## [Exercise prompt]
Pick out every line in the data below that holds "memiliki".

Data records
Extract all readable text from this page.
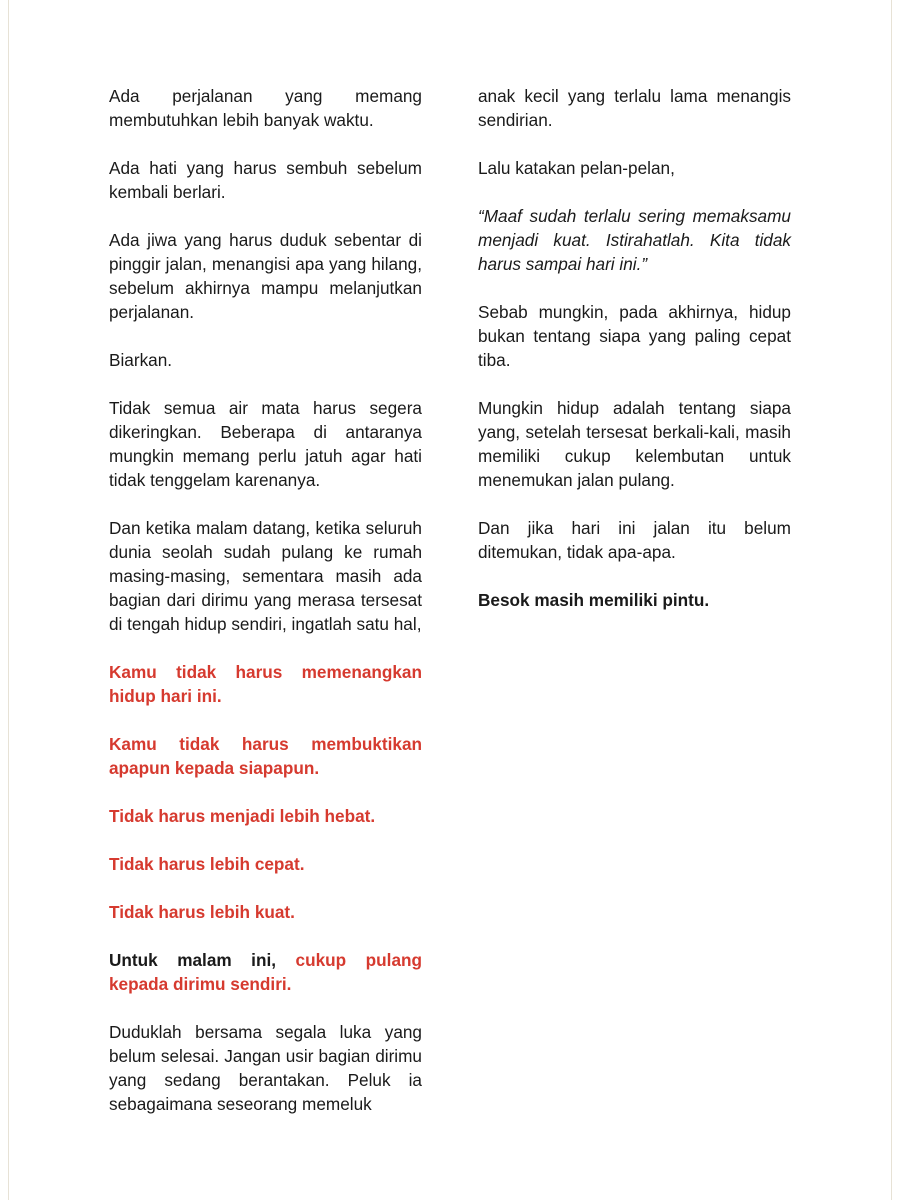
Ada perjalanan yang memang membutuhkan lebih banyak waktu.

Ada hati yang harus sembuh sebelum kembali berlari.

Ada jiwa yang harus duduk sebentar di pinggir jalan, menangisi apa yang hilang, sebelum akhirnya mampu melanjutkan perjalanan.

Biarkan.

Tidak semua air mata harus segera dikeringkan. Beberapa di antaranya mungkin memang perlu jatuh agar hati tidak tenggelam karenanya.

Dan ketika malam datang, ketika seluruh dunia seolah sudah pulang ke rumah masing-masing, sementara masih ada bagian dari dirimu yang merasa tersesat di tengah hidup sendiri, ingatlah satu hal,

Kamu tidak harus memenangkan hidup hari ini.

Kamu tidak harus membuktikan apapun kepada siapapun.

Tidak harus menjadi lebih hebat.

Tidak harus lebih cepat.

Tidak harus lebih kuat.

Untuk malam ini, cukup pulang kepada dirimu sendiri.

Duduklah bersama segala luka yang belum selesai. Jangan usir bagian dirimu yang sedang berantakan. Peluk ia sebagaimana seseorang memeluk

anak kecil yang terlalu lama menangis sendirian.

Lalu katakan pelan-pelan,

“Maaf sudah terlalu sering memaksamu menjadi kuat. Istirahatlah. Kita tidak harus sampai hari ini.”

Sebab mungkin, pada akhirnya, hidup bukan tentang siapa yang paling cepat tiba.

Mungkin hidup adalah tentang siapa yang, setelah tersesat berkali-kali, masih memiliki cukup kelembutan untuk menemukan jalan pulang.

Dan jika hari ini jalan itu belum ditemukan, tidak apa-apa.

Besok masih memiliki pintu.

## [Task solution]
Mungkin hidup adalah tentang siapa yang, setelah tersesat berkali-kali, masih memiliki cukup kelembutan untuk menemukan jalan pulang.
Besok masih memiliki pintu.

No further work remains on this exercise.